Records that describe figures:
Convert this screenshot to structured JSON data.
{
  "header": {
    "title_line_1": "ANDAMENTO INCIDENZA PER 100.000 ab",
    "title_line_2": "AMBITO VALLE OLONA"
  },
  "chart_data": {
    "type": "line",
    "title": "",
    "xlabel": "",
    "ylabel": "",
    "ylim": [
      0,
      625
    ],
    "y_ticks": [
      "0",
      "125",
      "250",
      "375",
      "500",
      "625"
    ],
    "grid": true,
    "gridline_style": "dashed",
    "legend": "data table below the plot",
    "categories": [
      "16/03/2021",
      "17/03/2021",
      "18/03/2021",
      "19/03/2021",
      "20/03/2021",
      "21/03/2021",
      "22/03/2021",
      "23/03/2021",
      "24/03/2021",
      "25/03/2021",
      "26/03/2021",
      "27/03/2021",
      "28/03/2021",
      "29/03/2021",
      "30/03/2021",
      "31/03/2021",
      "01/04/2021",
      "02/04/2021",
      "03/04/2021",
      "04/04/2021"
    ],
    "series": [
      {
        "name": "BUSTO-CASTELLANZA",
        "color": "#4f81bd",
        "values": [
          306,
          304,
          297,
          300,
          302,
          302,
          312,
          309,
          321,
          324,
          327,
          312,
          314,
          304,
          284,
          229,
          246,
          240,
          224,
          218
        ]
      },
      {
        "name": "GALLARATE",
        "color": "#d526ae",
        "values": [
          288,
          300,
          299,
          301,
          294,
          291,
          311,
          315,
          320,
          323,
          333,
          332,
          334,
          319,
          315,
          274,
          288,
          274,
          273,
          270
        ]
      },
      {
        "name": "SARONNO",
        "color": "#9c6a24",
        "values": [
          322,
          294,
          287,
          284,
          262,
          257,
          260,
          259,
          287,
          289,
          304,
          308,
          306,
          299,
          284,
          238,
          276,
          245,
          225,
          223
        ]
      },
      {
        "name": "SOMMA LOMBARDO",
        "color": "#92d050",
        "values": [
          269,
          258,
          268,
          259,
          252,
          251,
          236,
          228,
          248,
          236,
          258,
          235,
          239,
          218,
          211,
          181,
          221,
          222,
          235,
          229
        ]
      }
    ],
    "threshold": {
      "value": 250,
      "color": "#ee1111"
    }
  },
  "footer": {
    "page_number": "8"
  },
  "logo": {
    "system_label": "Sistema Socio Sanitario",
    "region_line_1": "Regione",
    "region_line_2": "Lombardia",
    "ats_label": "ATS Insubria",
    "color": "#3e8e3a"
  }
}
==
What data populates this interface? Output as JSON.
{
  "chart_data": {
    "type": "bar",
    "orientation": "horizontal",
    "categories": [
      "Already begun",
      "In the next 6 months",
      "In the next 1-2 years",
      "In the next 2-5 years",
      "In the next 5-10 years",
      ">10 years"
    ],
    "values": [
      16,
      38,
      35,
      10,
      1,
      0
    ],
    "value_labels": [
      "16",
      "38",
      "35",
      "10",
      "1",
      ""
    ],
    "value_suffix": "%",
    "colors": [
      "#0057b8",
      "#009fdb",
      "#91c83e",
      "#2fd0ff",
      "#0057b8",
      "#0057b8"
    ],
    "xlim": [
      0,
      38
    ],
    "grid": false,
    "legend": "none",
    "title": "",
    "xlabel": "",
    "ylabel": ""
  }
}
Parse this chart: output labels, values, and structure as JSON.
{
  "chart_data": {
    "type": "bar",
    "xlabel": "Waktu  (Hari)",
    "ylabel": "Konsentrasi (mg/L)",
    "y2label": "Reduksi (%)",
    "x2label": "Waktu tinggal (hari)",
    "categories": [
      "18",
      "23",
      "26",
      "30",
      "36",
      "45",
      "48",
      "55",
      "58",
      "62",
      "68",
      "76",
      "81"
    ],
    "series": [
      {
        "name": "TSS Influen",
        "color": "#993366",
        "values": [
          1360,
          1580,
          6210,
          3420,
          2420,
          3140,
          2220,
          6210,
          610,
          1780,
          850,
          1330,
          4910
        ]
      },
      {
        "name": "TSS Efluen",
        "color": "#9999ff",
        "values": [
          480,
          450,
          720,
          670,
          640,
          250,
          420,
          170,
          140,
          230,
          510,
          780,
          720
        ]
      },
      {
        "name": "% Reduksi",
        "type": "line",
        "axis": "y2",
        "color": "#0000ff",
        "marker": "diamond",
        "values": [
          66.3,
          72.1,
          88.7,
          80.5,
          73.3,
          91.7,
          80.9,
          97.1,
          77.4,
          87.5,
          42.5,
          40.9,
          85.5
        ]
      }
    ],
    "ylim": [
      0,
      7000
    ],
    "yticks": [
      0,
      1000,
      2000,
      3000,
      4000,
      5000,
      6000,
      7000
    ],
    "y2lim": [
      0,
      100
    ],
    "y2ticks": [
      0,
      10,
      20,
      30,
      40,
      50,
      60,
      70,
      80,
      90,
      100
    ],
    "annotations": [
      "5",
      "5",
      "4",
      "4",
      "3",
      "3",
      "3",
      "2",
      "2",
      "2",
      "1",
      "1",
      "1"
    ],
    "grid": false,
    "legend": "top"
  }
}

CHALLENGE: Among the lines above, determine how many hold the word "type"; report the figure alone.

EXERCISE OUTPUT: 4